▸ **Part of a data file**
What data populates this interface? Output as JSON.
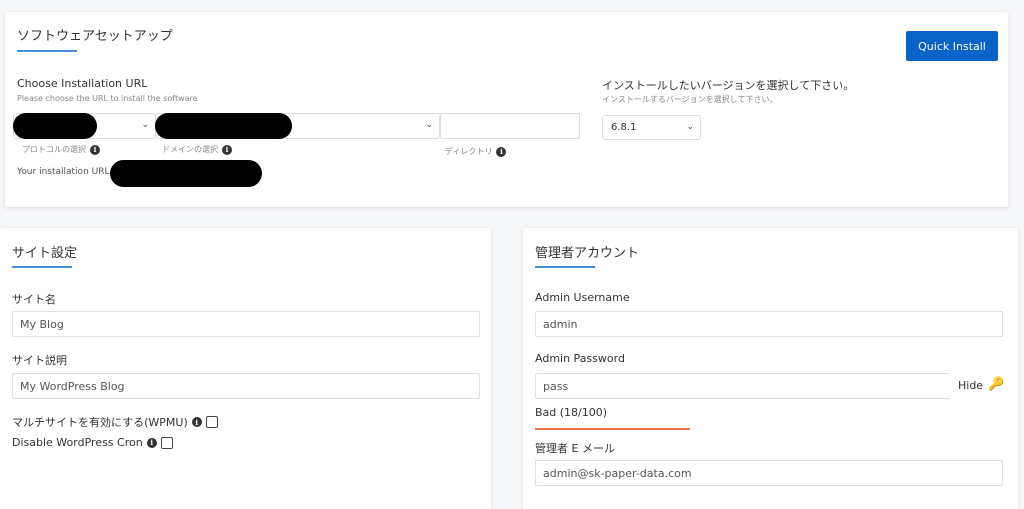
{
  "software": {
    "title": "ソフトウェアセットアップ",
    "quick_install": "Quick Install",
    "choose_url_label": "Choose Installation URL",
    "choose_url_sub": "Please choose the URL to install the software",
    "protocol_hint": "プロトコルの選択",
    "domain_hint": "ドメインの選択",
    "directory_hint": "ディレクトリ",
    "directory_value": "",
    "your_url_label": "Your installation URL",
    "version_label": "インストールしたいバージョンを選択して下さい。",
    "version_sub": "インストールするバージョンを選択して下さい。",
    "version_value": "6.8.1"
  },
  "site": {
    "title": "サイト設定",
    "site_name_label": "サイト名",
    "site_name_value": "My Blog",
    "site_desc_label": "サイト説明",
    "site_desc_value": "My WordPress Blog",
    "multisite_label": "マルチサイトを有効にする(WPMU)",
    "cron_label": "Disable WordPress Cron"
  },
  "admin": {
    "title": "管理者アカウント",
    "username_label": "Admin Username",
    "username_value": "admin",
    "password_label": "Admin Password",
    "password_value": "pass",
    "hide_label": "Hide",
    "strength_text": "Bad (18/100)",
    "strength_percent": 18,
    "email_label": "管理者 E メール",
    "email_value": "admin@sk-paper-data.com"
  },
  "colors": {
    "accent": "#0a63c9",
    "underline": "#4b8ed8",
    "strength_bad": "#e8764a"
  }
}
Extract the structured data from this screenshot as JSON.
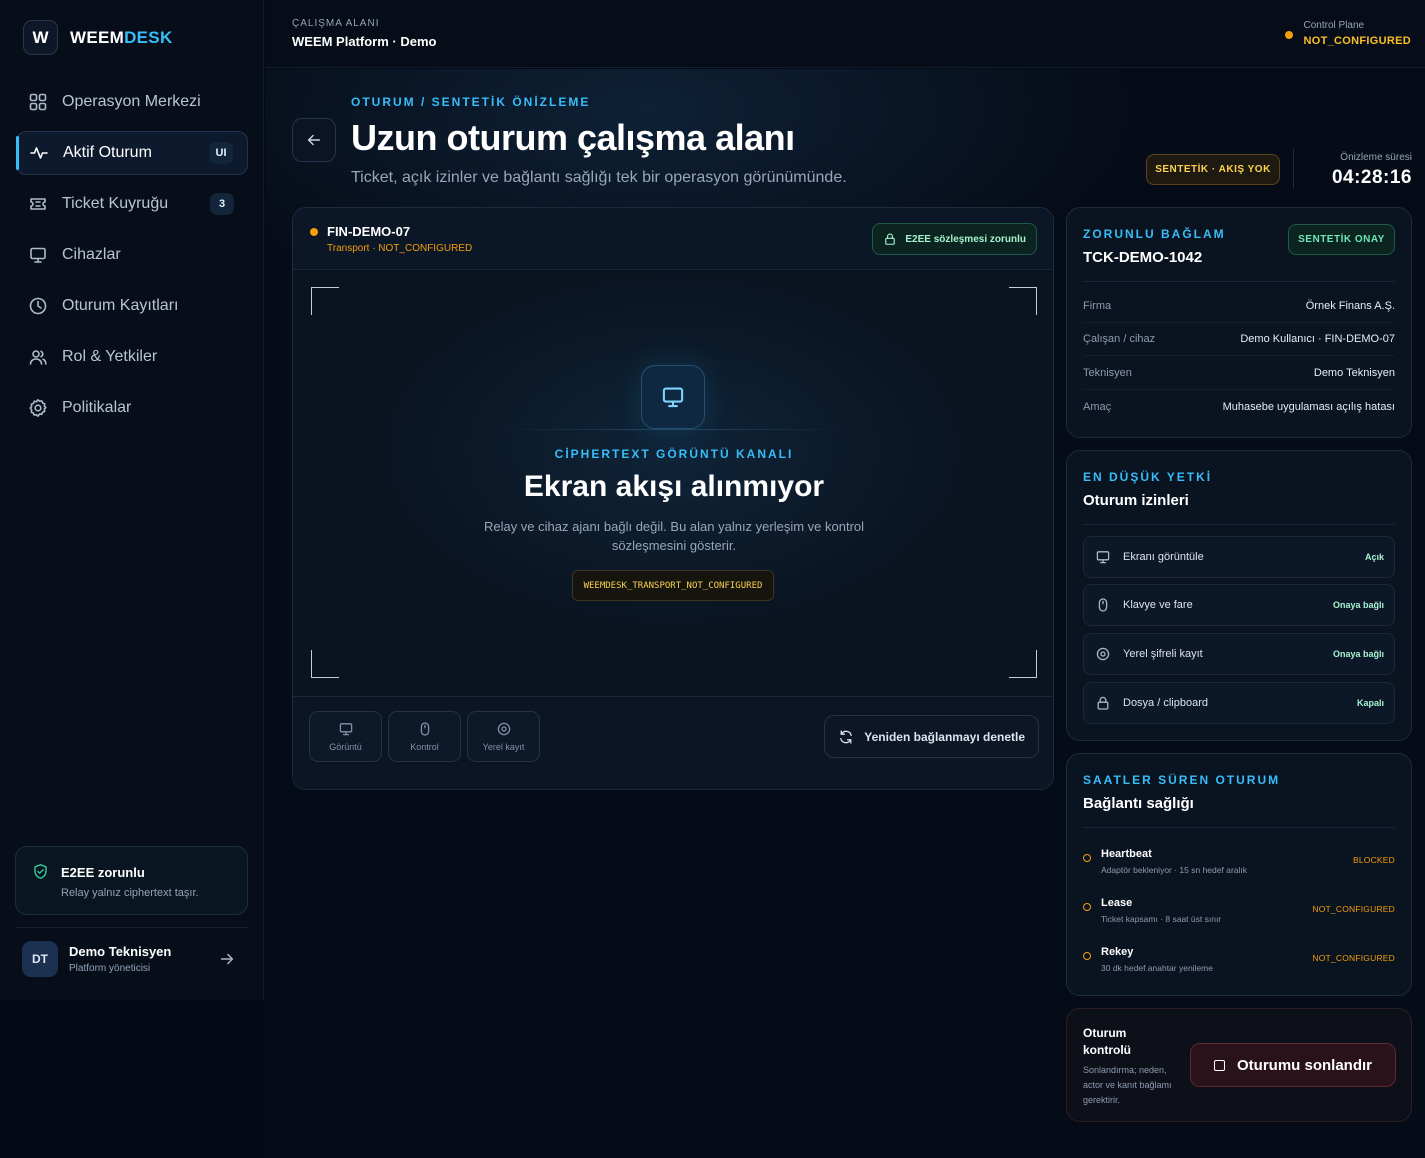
{
  "brand": {
    "logo_letter": "W",
    "name_main": "WEEM",
    "name_accent": "DESK"
  },
  "nav": [
    {
      "label": "Operasyon Merkezi",
      "icon": "grid-icon",
      "active": false,
      "badge": ""
    },
    {
      "label": "Aktif Oturum",
      "icon": "activity-icon",
      "active": true,
      "badge": "UI"
    },
    {
      "label": "Ticket Kuyruğu",
      "icon": "ticket-icon",
      "active": false,
      "badge": "3"
    },
    {
      "label": "Cihazlar",
      "icon": "monitor-icon",
      "active": false,
      "badge": ""
    },
    {
      "label": "Oturum Kayıtları",
      "icon": "clock-icon",
      "active": false,
      "badge": ""
    },
    {
      "label": "Rol & Yetkiler",
      "icon": "users-icon",
      "active": false,
      "badge": ""
    },
    {
      "label": "Politikalar",
      "icon": "gear-icon",
      "active": false,
      "badge": ""
    }
  ],
  "sidebar_notice": {
    "title": "E2EE zorunlu",
    "subtitle": "Relay yalnız ciphertext taşır."
  },
  "user": {
    "initials": "DT",
    "name": "Demo Teknisyen",
    "role": "Platform yöneticisi"
  },
  "topbar": {
    "workspace_label": "ÇALIŞMA ALANI",
    "workspace_value": "WEEM Platform · Demo",
    "control_plane_label": "Control Plane",
    "control_plane_status": "NOT_CONFIGURED"
  },
  "header": {
    "eyebrow": "OTURUM / SENTETİK ÖNİZLEME",
    "title": "Uzun oturum çalışma alanı",
    "subtitle": "Ticket, açık izinler ve bağlantı sağlığı tek bir operasyon görünümünde.",
    "synthetic_chip": "SENTETİK · AKIŞ YOK",
    "timer_label": "Önizleme süresi",
    "timer_value": "04:28:16"
  },
  "viewer": {
    "device_name": "FIN-DEMO-07",
    "device_sub": "Transport · NOT_CONFIGURED",
    "e2ee_chip": "E2EE sözleşmesi zorunlu",
    "channel_label": "CİPHERTEXT GÖRÜNTÜ KANALI",
    "channel_title": "Ekran akışı alınmıyor",
    "channel_desc": "Relay ve cihaz ajanı bağlı değil. Bu alan yalnız yerleşim ve kontrol sözleşmesini gösterir.",
    "code": "WEEMDESK_TRANSPORT_NOT_CONFIGURED",
    "tools": [
      "Görüntü",
      "Kontrol",
      "Yerel kayıt"
    ],
    "reconnect_label": "Yeniden bağlanmayı denetle"
  },
  "context": {
    "eyebrow": "ZORUNLU BAĞLAM",
    "ticket": "TCK-DEMO-1042",
    "approval_chip": "SENTETİK ONAY",
    "rows": [
      {
        "key": "Firma",
        "value": "Örnek Finans A.Ş."
      },
      {
        "key": "Çalışan / cihaz",
        "value": "Demo Kullanıcı · FIN-DEMO-07"
      },
      {
        "key": "Teknisyen",
        "value": "Demo Teknisyen"
      },
      {
        "key": "Amaç",
        "value": "Muhasebe uygulaması açılış hatası"
      }
    ]
  },
  "permissions": {
    "eyebrow": "EN DÜŞÜK YETKİ",
    "title": "Oturum izinleri",
    "items": [
      {
        "label": "Ekranı görüntüle",
        "status": "Açık",
        "icon": "monitor-icon"
      },
      {
        "label": "Klavye ve fare",
        "status": "Onaya bağlı",
        "icon": "mouse-icon"
      },
      {
        "label": "Yerel şifreli kayıt",
        "status": "Onaya bağlı",
        "icon": "record-icon"
      },
      {
        "label": "Dosya / clipboard",
        "status": "Kapalı",
        "icon": "lock-icon"
      }
    ]
  },
  "health": {
    "eyebrow": "SAATLER SÜREN OTURUM",
    "title": "Bağlantı sağlığı",
    "items": [
      {
        "name": "Heartbeat",
        "desc": "Adaptör bekleniyor · 15 sn hedef aralık",
        "status": "BLOCKED"
      },
      {
        "name": "Lease",
        "desc": "Ticket kapsamı · 8 saat üst sınır",
        "status": "NOT_CONFIGURED"
      },
      {
        "name": "Rekey",
        "desc": "30 dk hedef anahtar yenileme",
        "status": "NOT_CONFIGURED"
      }
    ]
  },
  "session_control": {
    "title": "Oturum kontrolü",
    "desc": "Sonlandırma; neden, actor ve kanıt bağlamı gerektirir.",
    "end_button": "Oturumu sonlandır"
  },
  "colors": {
    "accent": "#38bdf8",
    "warning": "#f59e0b",
    "success": "#34d399",
    "danger_border": "#5b2a33"
  }
}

▸ **Set problem**
Output the full set of records above without changing a word, and drop the images.

▸ **Final answer**
What data populates this interface? Output as JSON.
{
  "software": {
    "title": "ソフトウェアセットアップ",
    "quick_install": "Quick Install",
    "choose_url_label": "Choose Installation URL",
    "choose_url_sub": "Please choose the URL to install the software",
    "protocol_hint": "プロトコルの選択",
    "domain_hint": "ドメインの選択",
    "directory_hint": "ディレクトリ",
    "directory_value": "",
    "your_url_label": "Your installation URL",
    "version_label": "インストールしたいバージョンを選択して下さい。",
    "version_sub": "インストールするバージョンを選択して下さい。",
    "version_value": "6.8.1"
  },
  "site": {
    "title": "サイト設定",
    "site_name_label": "サイト名",
    "site_name_value": "My Blog",
    "site_desc_label": "サイト説明",
    "site_desc_value": "My WordPress Blog",
    "multisite_label": "マルチサイトを有効にする(WPMU)",
    "cron_label": "Disable WordPress Cron"
  },
  "admin": {
    "title": "管理者アカウント",
    "username_label": "Admin Username",
    "username_value": "admin",
    "password_label": "Admin Password",
    "password_value": "pass",
    "hide_label": "Hide",
    "strength_text": "Bad (18/100)",
    "strength_percent": 18,
    "email_label": "管理者 E メール",
    "email_value": "admin@sk-paper-data.com"
  },
  "colors": {
    "accent": "#0a63c9",
    "underline": "#4b8ed8",
    "strength_bad": "#e8764a"
  }
}
Extract the structured data from this screenshot as JSON.
{
  "brand": {
    "logo_letter": "W",
    "name_main": "WEEM",
    "name_accent": "DESK"
  },
  "nav": [
    {
      "label": "Operasyon Merkezi",
      "icon": "grid-icon",
      "active": false,
      "badge": ""
    },
    {
      "label": "Aktif Oturum",
      "icon": "activity-icon",
      "active": true,
      "badge": "UI"
    },
    {
      "label": "Ticket Kuyruğu",
      "icon": "ticket-icon",
      "active": false,
      "badge": "3"
    },
    {
      "label": "Cihazlar",
      "icon": "monitor-icon",
      "active": false,
      "badge": ""
    },
    {
      "label": "Oturum Kayıtları",
      "icon": "clock-icon",
      "active": false,
      "badge": ""
    },
    {
      "label": "Rol & Yetkiler",
      "icon": "users-icon",
      "active": false,
      "badge": ""
    },
    {
      "label": "Politikalar",
      "icon": "gear-icon",
      "active": false,
      "badge": ""
    }
  ],
  "sidebar_notice": {
    "title": "E2EE zorunlu",
    "subtitle": "Relay yalnız ciphertext taşır."
  },
  "user": {
    "initials": "DT",
    "name": "Demo Teknisyen",
    "role": "Platform yöneticisi"
  },
  "topbar": {
    "workspace_label": "ÇALIŞMA ALANI",
    "workspace_value": "WEEM Platform · Demo",
    "control_plane_label": "Control Plane",
    "control_plane_status": "NOT_CONFIGURED"
  },
  "header": {
    "eyebrow": "OTURUM / SENTETİK ÖNİZLEME",
    "title": "Uzun oturum çalışma alanı",
    "subtitle": "Ticket, açık izinler ve bağlantı sağlığı tek bir operasyon görünümünde.",
    "synthetic_chip": "SENTETİK · AKIŞ YOK",
    "timer_label": "Önizleme süresi",
    "timer_value": "04:28:16"
  },
  "viewer": {
    "device_name": "FIN-DEMO-07",
    "device_sub": "Transport · NOT_CONFIGURED",
    "e2ee_chip": "E2EE sözleşmesi zorunlu",
    "channel_label": "CİPHERTEXT GÖRÜNTÜ KANALI",
    "channel_title": "Ekran akışı alınmıyor",
    "channel_desc": "Relay ve cihaz ajanı bağlı değil. Bu alan yalnız yerleşim ve kontrol sözleşmesini gösterir.",
    "code": "WEEMDESK_TRANSPORT_NOT_CONFIGURED",
    "tools": [
      "Görüntü",
      "Kontrol",
      "Yerel kayıt"
    ],
    "reconnect_label": "Yeniden bağlanmayı denetle"
  },
  "context": {
    "eyebrow": "ZORUNLU BAĞLAM",
    "ticket": "TCK-DEMO-1042",
    "approval_chip": "SENTETİK ONAY",
    "rows": [
      {
        "key": "Firma",
        "value": "Örnek Finans A.Ş."
      },
      {
        "key": "Çalışan / cihaz",
        "value": "Demo Kullanıcı · FIN-DEMO-07"
      },
      {
        "key": "Teknisyen",
        "value": "Demo Teknisyen"
      },
      {
        "key": "Amaç",
        "value": "Muhasebe uygulaması açılış hatası"
      }
    ]
  },
  "permissions": {
    "eyebrow": "EN DÜŞÜK YETKİ",
    "title": "Oturum izinleri",
    "items": [
      {
        "label": "Ekranı görüntüle",
        "status": "Açık",
        "icon": "monitor-icon"
      },
      {
        "label": "Klavye ve fare",
        "status": "Onaya bağlı",
        "icon": "mouse-icon"
      },
      {
        "label": "Yerel şifreli kayıt",
        "status": "Onaya bağlı",
        "icon": "record-icon"
      },
      {
        "label": "Dosya / clipboard",
        "status": "Kapalı",
        "icon": "lock-icon"
      }
    ]
  },
  "health": {
    "eyebrow": "SAATLER SÜREN OTURUM",
    "title": "Bağlantı sağlığı",
    "items": [
      {
        "name": "Heartbeat",
        "desc": "Adaptör bekleniyor · 15 sn hedef aralık",
        "status": "BLOCKED"
      },
      {
        "name": "Lease",
        "desc": "Ticket kapsamı · 8 saat üst sınır",
        "status": "NOT_CONFIGURED"
      },
      {
        "name": "Rekey",
        "desc": "30 dk hedef anahtar yenileme",
        "status": "NOT_CONFIGURED"
      }
    ]
  },
  "session_control": {
    "title": "Oturum kontrolü",
    "desc": "Sonlandırma; neden, actor ve kanıt bağlamı gerektirir.",
    "end_button": "Oturumu sonlandır"
  },
  "colors": {
    "accent": "#38bdf8",
    "warning": "#f59e0b",
    "success": "#34d399",
    "danger_border": "#5b2a33"
  }
}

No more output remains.